Pictures stay out of your copy, but everything else in the records below must be repeated exactly.

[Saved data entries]
** start **

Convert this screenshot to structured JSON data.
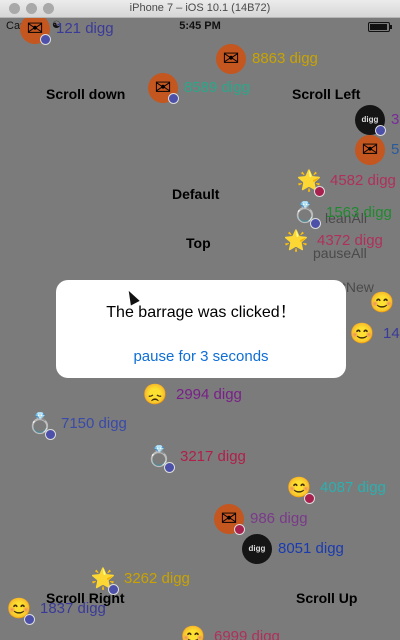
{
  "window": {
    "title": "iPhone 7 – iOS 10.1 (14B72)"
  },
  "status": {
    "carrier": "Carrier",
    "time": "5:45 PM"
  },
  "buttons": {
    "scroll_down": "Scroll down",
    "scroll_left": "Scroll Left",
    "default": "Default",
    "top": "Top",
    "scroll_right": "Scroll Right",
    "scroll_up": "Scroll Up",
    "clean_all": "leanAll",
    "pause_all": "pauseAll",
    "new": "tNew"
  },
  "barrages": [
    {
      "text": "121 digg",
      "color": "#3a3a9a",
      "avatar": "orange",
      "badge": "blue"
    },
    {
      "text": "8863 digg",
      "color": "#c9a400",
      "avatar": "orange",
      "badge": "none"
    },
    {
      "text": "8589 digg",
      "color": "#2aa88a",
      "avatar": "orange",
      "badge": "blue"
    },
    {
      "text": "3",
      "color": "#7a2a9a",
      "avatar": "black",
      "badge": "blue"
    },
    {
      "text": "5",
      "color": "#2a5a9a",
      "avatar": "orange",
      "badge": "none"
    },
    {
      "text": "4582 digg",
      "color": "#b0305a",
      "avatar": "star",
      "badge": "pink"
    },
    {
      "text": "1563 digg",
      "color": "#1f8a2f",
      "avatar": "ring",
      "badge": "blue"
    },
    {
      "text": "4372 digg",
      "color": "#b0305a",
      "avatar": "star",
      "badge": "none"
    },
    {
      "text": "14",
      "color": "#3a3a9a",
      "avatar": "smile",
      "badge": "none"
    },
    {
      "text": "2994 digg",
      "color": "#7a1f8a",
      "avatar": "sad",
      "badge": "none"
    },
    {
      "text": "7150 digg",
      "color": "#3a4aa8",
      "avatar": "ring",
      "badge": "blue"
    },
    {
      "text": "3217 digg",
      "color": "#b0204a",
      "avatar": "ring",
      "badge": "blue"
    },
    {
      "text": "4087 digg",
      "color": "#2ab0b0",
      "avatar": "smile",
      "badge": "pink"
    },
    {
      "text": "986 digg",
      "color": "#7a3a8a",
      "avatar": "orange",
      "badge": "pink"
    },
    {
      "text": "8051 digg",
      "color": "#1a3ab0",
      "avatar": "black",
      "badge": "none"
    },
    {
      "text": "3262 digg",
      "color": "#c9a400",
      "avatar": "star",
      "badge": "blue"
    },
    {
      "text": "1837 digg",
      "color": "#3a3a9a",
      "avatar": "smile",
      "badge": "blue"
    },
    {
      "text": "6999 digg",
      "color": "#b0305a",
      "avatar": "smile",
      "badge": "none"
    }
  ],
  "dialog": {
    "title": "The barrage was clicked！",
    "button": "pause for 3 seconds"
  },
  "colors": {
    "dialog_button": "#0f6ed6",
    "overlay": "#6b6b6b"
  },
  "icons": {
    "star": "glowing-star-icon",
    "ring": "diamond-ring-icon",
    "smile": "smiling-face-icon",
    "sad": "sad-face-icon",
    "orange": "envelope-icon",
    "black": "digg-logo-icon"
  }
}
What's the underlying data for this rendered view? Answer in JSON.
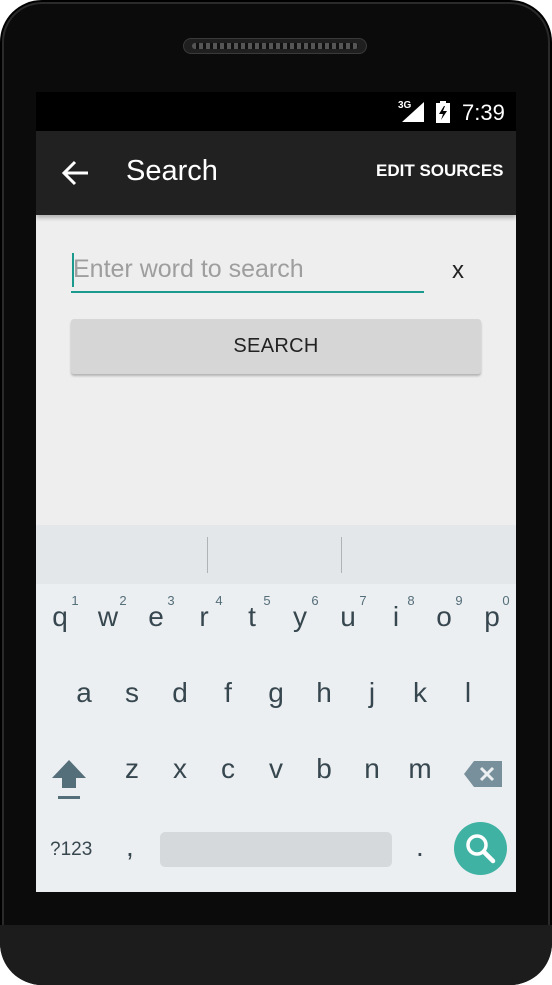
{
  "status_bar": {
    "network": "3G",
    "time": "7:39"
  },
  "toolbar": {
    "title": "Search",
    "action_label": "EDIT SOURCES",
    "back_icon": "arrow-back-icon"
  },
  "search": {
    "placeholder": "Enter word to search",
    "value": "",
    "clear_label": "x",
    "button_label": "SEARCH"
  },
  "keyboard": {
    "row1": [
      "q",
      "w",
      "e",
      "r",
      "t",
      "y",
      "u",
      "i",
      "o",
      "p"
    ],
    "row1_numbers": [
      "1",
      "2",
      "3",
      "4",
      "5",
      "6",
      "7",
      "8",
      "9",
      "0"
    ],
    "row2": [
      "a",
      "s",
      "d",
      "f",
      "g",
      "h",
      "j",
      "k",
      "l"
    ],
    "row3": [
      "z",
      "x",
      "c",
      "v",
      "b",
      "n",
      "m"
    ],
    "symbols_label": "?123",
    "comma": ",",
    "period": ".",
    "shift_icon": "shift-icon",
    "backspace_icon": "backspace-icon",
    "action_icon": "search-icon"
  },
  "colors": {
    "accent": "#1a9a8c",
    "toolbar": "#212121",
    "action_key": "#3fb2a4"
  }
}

** end **

Result of the task:
Convert this screenshot to structured JSON data.
{
  "window": {
    "title": "iPhone 7 – iOS 10.1 (14B72)"
  },
  "status": {
    "carrier": "Carrier",
    "time": "5:45 PM"
  },
  "buttons": {
    "scroll_down": "Scroll down",
    "scroll_left": "Scroll Left",
    "default": "Default",
    "top": "Top",
    "scroll_right": "Scroll Right",
    "scroll_up": "Scroll Up",
    "clean_all": "leanAll",
    "pause_all": "pauseAll",
    "new": "tNew"
  },
  "barrages": [
    {
      "text": "121 digg",
      "color": "#3a3a9a",
      "avatar": "orange",
      "badge": "blue"
    },
    {
      "text": "8863 digg",
      "color": "#c9a400",
      "avatar": "orange",
      "badge": "none"
    },
    {
      "text": "8589 digg",
      "color": "#2aa88a",
      "avatar": "orange",
      "badge": "blue"
    },
    {
      "text": "3",
      "color": "#7a2a9a",
      "avatar": "black",
      "badge": "blue"
    },
    {
      "text": "5",
      "color": "#2a5a9a",
      "avatar": "orange",
      "badge": "none"
    },
    {
      "text": "4582 digg",
      "color": "#b0305a",
      "avatar": "star",
      "badge": "pink"
    },
    {
      "text": "1563 digg",
      "color": "#1f8a2f",
      "avatar": "ring",
      "badge": "blue"
    },
    {
      "text": "4372 digg",
      "color": "#b0305a",
      "avatar": "star",
      "badge": "none"
    },
    {
      "text": "14",
      "color": "#3a3a9a",
      "avatar": "smile",
      "badge": "none"
    },
    {
      "text": "2994 digg",
      "color": "#7a1f8a",
      "avatar": "sad",
      "badge": "none"
    },
    {
      "text": "7150 digg",
      "color": "#3a4aa8",
      "avatar": "ring",
      "badge": "blue"
    },
    {
      "text": "3217 digg",
      "color": "#b0204a",
      "avatar": "ring",
      "badge": "blue"
    },
    {
      "text": "4087 digg",
      "color": "#2ab0b0",
      "avatar": "smile",
      "badge": "pink"
    },
    {
      "text": "986 digg",
      "color": "#7a3a8a",
      "avatar": "orange",
      "badge": "pink"
    },
    {
      "text": "8051 digg",
      "color": "#1a3ab0",
      "avatar": "black",
      "badge": "none"
    },
    {
      "text": "3262 digg",
      "color": "#c9a400",
      "avatar": "star",
      "badge": "blue"
    },
    {
      "text": "1837 digg",
      "color": "#3a3a9a",
      "avatar": "smile",
      "badge": "blue"
    },
    {
      "text": "6999 digg",
      "color": "#b0305a",
      "avatar": "smile",
      "badge": "none"
    }
  ],
  "dialog": {
    "title": "The barrage was clicked！",
    "button": "pause for 3 seconds"
  },
  "colors": {
    "dialog_button": "#0f6ed6",
    "overlay": "#6b6b6b"
  },
  "icons": {
    "star": "glowing-star-icon",
    "ring": "diamond-ring-icon",
    "smile": "smiling-face-icon",
    "sad": "sad-face-icon",
    "orange": "envelope-icon",
    "black": "digg-logo-icon"
  }
}
What's the underlying data for this rendered view? Answer in JSON.
{
  "status_bar": {
    "network": "3G",
    "time": "7:39"
  },
  "toolbar": {
    "title": "Search",
    "action_label": "EDIT SOURCES",
    "back_icon": "arrow-back-icon"
  },
  "search": {
    "placeholder": "Enter word to search",
    "value": "",
    "clear_label": "x",
    "button_label": "SEARCH"
  },
  "keyboard": {
    "row1": [
      "q",
      "w",
      "e",
      "r",
      "t",
      "y",
      "u",
      "i",
      "o",
      "p"
    ],
    "row1_numbers": [
      "1",
      "2",
      "3",
      "4",
      "5",
      "6",
      "7",
      "8",
      "9",
      "0"
    ],
    "row2": [
      "a",
      "s",
      "d",
      "f",
      "g",
      "h",
      "j",
      "k",
      "l"
    ],
    "row3": [
      "z",
      "x",
      "c",
      "v",
      "b",
      "n",
      "m"
    ],
    "symbols_label": "?123",
    "comma": ",",
    "period": ".",
    "shift_icon": "shift-icon",
    "backspace_icon": "backspace-icon",
    "action_icon": "search-icon"
  },
  "colors": {
    "accent": "#1a9a8c",
    "toolbar": "#212121",
    "action_key": "#3fb2a4"
  }
}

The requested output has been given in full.